About this exercise :: If a line in the data below holds the word "Dicranum", copy it.

Excerpted data ::
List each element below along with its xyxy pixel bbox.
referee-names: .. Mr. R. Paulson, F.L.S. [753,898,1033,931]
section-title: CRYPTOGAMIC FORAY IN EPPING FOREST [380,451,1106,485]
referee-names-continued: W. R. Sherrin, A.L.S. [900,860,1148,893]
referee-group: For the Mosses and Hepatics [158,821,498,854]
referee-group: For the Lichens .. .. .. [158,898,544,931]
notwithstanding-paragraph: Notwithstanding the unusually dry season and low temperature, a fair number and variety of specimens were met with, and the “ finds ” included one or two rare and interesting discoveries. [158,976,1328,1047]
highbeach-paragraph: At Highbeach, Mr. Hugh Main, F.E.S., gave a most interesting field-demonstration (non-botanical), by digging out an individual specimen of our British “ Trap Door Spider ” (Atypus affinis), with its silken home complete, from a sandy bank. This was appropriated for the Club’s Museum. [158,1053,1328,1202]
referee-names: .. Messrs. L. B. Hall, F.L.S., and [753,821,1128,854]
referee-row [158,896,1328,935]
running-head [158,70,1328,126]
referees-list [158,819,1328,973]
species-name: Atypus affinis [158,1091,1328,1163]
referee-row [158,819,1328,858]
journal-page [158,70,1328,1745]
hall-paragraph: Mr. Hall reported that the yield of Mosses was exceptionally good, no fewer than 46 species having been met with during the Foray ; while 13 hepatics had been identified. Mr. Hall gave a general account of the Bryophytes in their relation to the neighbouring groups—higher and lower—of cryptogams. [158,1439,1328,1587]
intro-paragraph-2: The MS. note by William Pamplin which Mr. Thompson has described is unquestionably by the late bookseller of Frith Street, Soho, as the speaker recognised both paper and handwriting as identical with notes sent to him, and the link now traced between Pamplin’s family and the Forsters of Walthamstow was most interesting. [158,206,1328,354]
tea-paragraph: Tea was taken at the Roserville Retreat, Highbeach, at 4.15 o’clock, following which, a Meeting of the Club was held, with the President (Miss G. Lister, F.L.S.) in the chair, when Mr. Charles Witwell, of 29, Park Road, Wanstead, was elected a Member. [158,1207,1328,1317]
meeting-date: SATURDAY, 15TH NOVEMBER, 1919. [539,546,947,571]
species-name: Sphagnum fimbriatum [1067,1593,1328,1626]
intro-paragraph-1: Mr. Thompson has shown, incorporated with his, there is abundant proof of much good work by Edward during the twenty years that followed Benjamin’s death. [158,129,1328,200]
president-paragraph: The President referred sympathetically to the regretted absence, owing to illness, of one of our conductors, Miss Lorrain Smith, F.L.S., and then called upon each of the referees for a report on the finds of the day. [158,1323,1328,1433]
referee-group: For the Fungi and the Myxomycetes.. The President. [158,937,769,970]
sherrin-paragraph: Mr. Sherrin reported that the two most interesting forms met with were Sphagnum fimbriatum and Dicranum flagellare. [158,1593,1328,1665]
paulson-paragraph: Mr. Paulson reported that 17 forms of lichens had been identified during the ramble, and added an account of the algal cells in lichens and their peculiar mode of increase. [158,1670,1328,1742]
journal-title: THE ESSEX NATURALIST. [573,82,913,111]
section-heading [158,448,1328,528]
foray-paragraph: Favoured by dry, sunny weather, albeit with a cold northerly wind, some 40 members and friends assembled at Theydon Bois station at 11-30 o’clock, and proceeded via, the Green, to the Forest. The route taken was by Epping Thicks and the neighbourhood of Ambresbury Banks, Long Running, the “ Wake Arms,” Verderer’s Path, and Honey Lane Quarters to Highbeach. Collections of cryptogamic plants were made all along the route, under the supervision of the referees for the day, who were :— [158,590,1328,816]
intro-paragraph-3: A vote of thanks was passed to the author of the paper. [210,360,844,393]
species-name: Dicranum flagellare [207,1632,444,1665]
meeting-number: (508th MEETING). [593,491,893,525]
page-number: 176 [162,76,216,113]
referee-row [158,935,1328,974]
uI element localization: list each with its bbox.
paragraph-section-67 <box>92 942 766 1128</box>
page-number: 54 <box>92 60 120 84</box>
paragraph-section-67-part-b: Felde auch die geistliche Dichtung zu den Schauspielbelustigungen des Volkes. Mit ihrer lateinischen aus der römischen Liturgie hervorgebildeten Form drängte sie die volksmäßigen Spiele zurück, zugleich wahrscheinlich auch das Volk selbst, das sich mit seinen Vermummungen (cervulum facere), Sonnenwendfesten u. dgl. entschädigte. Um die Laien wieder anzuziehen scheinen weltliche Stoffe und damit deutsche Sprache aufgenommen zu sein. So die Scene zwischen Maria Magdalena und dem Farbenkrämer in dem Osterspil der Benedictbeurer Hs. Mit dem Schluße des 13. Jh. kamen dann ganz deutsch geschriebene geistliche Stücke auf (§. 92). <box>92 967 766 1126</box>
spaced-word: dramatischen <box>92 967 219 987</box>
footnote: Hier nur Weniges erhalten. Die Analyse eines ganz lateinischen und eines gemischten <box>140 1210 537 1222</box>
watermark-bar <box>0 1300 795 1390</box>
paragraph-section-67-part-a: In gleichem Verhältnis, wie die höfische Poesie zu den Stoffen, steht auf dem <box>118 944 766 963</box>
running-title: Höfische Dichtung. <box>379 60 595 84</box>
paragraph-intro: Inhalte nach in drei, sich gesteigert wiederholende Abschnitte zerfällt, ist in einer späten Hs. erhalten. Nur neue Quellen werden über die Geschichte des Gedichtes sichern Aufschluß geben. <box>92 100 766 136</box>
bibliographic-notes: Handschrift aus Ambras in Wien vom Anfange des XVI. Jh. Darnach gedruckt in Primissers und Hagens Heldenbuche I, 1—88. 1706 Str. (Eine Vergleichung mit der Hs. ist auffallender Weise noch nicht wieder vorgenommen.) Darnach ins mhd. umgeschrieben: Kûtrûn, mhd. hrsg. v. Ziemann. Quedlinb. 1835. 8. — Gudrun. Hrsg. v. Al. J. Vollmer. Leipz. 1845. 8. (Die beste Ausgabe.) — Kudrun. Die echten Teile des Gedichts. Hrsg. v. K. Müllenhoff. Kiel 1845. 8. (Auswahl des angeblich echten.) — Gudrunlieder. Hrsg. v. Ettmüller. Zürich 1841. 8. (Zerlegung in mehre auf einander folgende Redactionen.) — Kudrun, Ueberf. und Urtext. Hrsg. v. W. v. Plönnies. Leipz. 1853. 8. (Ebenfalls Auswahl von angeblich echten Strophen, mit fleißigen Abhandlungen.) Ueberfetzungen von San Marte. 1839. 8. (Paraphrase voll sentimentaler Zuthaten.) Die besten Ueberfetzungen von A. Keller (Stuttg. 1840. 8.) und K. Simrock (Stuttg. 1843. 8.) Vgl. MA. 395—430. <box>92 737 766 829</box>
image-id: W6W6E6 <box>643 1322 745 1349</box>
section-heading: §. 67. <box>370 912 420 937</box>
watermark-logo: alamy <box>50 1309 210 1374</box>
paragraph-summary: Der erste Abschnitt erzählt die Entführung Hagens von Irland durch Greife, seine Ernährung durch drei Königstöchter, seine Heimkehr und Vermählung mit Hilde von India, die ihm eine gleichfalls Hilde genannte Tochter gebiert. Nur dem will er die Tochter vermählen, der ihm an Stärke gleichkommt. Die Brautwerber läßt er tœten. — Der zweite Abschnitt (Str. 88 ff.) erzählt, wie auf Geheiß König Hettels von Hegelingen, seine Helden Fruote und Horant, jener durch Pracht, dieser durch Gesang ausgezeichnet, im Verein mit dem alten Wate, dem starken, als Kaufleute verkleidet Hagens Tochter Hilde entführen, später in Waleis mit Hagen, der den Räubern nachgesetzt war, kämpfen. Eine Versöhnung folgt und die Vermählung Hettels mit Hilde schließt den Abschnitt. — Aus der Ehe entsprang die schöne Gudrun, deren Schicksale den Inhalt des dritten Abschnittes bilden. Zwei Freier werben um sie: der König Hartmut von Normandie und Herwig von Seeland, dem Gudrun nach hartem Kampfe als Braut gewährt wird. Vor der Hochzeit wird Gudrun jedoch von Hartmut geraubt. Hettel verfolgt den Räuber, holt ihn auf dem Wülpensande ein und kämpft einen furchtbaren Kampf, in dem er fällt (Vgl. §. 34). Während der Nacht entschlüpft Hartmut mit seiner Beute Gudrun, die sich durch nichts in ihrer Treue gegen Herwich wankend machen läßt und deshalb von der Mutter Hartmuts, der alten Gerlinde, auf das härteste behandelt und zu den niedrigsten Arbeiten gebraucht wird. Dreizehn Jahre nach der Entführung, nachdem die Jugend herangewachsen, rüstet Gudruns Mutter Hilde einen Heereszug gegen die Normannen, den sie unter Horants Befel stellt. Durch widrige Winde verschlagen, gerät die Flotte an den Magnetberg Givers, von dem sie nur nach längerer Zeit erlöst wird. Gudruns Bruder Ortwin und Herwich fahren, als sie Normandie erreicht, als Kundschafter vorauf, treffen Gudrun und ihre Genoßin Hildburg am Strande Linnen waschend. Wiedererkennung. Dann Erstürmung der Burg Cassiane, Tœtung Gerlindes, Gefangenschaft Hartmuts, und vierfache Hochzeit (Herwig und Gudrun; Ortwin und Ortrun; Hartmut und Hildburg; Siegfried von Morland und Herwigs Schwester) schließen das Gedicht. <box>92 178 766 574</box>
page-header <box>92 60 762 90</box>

Solution to the exercise ::
sherrin-paragraph: Mr. Sherrin reported that the two most interesting forms met with were Sphagnum fimbriatum and Dicranum flagellare. [158,1593,1328,1665]
species-name: Dicranum flagellare [207,1632,444,1665]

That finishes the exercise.